Assignment:
Copy the whole listing below exactly, with nothing left out.

Data for the task:
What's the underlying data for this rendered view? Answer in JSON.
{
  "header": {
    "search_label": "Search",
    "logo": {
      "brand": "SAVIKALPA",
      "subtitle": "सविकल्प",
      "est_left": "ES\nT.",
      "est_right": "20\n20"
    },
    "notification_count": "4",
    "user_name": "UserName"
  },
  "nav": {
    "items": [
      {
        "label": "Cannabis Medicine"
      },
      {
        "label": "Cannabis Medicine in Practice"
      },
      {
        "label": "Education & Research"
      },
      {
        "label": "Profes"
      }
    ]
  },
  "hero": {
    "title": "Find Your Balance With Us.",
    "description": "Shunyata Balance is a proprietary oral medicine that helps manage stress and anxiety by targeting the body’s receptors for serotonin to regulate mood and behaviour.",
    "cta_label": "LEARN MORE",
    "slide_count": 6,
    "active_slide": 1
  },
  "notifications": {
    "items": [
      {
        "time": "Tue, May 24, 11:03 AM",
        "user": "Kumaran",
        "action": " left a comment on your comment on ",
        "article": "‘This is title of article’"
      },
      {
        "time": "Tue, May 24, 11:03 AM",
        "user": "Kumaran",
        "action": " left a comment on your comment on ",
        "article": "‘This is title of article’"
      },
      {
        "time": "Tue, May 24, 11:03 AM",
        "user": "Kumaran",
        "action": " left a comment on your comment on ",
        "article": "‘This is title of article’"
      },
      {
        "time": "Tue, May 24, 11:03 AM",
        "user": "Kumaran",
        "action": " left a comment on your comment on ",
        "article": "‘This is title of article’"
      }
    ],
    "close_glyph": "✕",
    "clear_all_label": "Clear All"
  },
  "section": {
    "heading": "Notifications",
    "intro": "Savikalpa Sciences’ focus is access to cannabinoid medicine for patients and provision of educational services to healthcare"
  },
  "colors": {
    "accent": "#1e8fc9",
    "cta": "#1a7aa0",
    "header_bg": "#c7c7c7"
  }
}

Output below:
What's the underlying data for this rendered view? Answer in JSON.
{
  "header": {
    "search_label": "Search",
    "logo": {
      "brand": "SAVIKALPA",
      "subtitle": "सविकल्प",
      "est_left": "ES\nT.",
      "est_right": "20\n20"
    },
    "notification_count": "4",
    "user_name": "UserName"
  },
  "nav": {
    "items": [
      {
        "label": "Cannabis Medicine"
      },
      {
        "label": "Cannabis Medicine in Practice"
      },
      {
        "label": "Education & Research"
      },
      {
        "label": "Profes"
      }
    ]
  },
  "hero": {
    "title": "Find Your Balance With Us.",
    "description": "Shunyata Balance is a proprietary oral medicine that helps manage stress and anxiety by targeting the body’s receptors for serotonin to regulate mood and behaviour.",
    "cta_label": "LEARN MORE",
    "slide_count": 6,
    "active_slide": 1
  },
  "notifications": {
    "items": [
      {
        "time": "Tue, May 24, 11:03 AM",
        "user": "Kumaran",
        "action": " left a comment on your comment on ",
        "article": "‘This is title of article’"
      },
      {
        "time": "Tue, May 24, 11:03 AM",
        "user": "Kumaran",
        "action": " left a comment on your comment on ",
        "article": "‘This is title of article’"
      },
      {
        "time": "Tue, May 24, 11:03 AM",
        "user": "Kumaran",
        "action": " left a comment on your comment on ",
        "article": "‘This is title of article’"
      },
      {
        "time": "Tue, May 24, 11:03 AM",
        "user": "Kumaran",
        "action": " left a comment on your comment on ",
        "article": "‘This is title of article’"
      }
    ],
    "close_glyph": "✕",
    "clear_all_label": "Clear All"
  },
  "section": {
    "heading": "Notifications",
    "intro": "Savikalpa Sciences’ focus is access to cannabinoid medicine for patients and provision of educational services to healthcare"
  },
  "colors": {
    "accent": "#1e8fc9",
    "cta": "#1a7aa0",
    "header_bg": "#c7c7c7"
  }
}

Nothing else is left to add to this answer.